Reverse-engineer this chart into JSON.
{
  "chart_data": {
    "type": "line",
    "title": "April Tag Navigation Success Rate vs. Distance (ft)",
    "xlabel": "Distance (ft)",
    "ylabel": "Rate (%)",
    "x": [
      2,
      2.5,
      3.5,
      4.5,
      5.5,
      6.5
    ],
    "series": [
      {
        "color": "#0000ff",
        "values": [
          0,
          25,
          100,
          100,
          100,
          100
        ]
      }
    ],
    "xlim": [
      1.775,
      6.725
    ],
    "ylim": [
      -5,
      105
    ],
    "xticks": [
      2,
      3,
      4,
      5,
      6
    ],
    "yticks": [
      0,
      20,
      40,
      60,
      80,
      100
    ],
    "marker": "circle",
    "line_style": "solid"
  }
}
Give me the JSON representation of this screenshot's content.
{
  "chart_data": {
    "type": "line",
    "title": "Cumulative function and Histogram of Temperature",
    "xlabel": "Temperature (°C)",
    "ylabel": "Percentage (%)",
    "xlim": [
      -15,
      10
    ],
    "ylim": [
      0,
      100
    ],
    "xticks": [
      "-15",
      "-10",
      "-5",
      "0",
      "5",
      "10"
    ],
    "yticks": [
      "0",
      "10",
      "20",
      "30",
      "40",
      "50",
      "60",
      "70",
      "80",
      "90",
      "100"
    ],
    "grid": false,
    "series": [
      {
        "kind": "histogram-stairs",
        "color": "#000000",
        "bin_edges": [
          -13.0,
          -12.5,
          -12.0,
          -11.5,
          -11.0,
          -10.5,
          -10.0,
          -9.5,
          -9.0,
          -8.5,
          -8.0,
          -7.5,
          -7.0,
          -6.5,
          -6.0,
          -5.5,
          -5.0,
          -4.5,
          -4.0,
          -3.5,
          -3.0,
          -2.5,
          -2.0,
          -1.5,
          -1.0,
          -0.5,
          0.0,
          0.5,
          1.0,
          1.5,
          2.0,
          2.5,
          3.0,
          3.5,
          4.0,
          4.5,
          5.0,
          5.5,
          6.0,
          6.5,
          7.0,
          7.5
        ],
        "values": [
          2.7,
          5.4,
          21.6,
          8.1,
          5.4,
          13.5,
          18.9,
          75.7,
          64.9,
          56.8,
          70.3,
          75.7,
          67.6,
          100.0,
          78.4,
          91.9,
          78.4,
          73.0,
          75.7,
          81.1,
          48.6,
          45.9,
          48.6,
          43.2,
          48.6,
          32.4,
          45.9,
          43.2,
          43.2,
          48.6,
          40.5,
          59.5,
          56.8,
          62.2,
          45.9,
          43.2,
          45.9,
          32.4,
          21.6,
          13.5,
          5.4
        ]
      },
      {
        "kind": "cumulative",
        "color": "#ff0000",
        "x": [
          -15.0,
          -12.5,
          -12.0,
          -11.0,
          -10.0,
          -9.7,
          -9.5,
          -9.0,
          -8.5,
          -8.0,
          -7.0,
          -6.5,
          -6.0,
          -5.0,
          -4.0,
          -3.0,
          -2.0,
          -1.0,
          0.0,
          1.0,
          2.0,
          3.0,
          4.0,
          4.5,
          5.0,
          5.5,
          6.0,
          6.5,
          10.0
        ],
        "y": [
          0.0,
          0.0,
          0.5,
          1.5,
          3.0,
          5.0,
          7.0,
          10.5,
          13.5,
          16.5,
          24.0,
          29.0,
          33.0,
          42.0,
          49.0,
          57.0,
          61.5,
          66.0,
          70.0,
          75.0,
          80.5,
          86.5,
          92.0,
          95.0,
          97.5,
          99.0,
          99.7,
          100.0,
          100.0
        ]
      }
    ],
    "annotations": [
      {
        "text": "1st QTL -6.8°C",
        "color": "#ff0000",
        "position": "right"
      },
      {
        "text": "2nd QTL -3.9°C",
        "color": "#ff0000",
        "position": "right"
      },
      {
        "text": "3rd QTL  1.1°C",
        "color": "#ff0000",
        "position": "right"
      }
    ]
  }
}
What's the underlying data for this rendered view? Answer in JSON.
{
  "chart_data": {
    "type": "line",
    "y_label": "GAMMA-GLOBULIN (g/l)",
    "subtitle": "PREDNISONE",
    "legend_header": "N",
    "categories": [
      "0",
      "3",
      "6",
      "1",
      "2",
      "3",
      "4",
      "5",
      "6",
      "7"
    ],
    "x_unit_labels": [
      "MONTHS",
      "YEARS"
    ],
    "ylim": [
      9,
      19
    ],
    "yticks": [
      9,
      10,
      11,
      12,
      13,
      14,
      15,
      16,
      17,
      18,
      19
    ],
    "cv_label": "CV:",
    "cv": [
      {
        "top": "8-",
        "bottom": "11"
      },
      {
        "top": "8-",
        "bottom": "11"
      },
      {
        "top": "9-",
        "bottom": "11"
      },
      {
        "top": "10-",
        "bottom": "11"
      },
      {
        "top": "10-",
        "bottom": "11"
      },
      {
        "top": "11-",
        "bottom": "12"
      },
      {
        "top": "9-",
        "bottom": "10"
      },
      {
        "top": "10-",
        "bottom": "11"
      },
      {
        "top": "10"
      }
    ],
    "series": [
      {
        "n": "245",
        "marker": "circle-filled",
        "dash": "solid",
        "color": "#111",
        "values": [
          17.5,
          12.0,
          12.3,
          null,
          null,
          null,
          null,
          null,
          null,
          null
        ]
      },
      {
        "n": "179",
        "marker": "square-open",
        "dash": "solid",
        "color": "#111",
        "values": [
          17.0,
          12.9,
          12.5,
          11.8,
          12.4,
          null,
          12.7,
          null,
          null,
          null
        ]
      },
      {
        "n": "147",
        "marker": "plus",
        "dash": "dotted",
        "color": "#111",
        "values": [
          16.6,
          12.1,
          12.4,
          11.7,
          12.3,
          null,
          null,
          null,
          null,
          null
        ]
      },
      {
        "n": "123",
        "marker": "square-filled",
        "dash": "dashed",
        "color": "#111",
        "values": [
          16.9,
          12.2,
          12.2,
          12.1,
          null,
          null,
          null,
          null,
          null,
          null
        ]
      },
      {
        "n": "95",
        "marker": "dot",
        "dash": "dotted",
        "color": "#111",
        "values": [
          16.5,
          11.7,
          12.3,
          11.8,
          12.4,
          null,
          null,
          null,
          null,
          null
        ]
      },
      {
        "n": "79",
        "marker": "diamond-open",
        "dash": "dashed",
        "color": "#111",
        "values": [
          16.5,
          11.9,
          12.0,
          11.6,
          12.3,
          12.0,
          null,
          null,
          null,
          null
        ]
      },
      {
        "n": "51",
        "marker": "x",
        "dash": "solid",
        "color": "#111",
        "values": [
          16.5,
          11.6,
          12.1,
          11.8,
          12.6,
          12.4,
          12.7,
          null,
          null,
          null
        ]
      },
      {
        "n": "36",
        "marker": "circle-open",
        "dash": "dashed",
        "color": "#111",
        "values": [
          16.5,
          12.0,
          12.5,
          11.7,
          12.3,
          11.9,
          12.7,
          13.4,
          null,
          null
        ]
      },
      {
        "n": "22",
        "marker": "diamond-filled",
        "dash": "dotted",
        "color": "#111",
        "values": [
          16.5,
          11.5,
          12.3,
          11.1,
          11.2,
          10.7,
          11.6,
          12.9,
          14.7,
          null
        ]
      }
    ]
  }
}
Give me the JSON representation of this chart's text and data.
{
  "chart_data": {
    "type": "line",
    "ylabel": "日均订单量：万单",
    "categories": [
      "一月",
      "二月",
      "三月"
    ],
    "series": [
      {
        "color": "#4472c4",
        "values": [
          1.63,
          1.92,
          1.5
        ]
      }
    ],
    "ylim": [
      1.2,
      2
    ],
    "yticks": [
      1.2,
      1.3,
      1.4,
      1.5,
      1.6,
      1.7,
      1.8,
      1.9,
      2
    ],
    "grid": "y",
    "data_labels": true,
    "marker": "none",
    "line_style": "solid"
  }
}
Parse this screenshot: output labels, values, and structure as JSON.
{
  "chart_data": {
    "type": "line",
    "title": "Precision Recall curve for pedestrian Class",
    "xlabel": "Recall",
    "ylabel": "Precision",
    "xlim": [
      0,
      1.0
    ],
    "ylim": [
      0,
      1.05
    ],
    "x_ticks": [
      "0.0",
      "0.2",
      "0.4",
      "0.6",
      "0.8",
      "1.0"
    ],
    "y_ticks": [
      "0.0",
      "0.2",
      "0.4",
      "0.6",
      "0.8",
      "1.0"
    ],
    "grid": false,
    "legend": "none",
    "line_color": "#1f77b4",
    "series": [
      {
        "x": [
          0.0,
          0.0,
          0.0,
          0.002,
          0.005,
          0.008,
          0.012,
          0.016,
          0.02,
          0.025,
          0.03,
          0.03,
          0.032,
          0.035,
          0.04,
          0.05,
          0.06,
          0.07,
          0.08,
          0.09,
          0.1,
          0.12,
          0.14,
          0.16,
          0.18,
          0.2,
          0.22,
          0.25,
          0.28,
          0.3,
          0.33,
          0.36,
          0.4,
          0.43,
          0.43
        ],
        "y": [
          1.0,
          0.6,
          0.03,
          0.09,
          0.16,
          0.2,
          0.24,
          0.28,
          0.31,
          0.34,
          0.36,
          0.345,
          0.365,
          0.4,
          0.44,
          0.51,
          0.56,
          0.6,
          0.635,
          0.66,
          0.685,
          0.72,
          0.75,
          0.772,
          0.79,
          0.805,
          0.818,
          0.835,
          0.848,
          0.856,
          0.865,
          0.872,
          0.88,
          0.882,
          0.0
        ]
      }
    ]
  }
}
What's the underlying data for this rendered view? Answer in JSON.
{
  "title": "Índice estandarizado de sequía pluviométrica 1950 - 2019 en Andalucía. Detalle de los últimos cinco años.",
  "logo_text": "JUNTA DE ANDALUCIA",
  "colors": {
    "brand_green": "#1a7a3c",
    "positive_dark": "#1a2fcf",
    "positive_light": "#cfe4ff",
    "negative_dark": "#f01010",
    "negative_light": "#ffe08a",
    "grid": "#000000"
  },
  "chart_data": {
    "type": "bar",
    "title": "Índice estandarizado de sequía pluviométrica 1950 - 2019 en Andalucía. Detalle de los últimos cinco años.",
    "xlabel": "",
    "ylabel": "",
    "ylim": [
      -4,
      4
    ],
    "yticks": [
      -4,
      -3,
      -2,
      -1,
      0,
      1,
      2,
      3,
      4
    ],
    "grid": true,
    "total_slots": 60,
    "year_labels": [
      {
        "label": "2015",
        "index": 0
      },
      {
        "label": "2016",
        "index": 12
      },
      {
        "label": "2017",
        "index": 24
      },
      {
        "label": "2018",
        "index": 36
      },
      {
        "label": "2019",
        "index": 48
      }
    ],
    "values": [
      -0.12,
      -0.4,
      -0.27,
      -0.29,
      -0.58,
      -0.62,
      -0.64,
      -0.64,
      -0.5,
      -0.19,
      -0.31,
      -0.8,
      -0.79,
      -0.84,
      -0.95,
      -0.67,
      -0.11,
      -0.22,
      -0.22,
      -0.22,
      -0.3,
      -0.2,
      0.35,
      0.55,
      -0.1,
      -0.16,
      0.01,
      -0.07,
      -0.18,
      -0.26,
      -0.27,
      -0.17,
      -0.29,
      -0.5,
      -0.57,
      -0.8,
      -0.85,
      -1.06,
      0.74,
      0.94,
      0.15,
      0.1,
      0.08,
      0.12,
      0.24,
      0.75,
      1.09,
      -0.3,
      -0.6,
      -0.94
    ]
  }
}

•••••

Exercise goal:
Pick out and copy the lines of the entries that hold the string "circle".

Written solution:
    "marker": "circle",
        "marker": "circle-filled",
        "marker": "circle-open",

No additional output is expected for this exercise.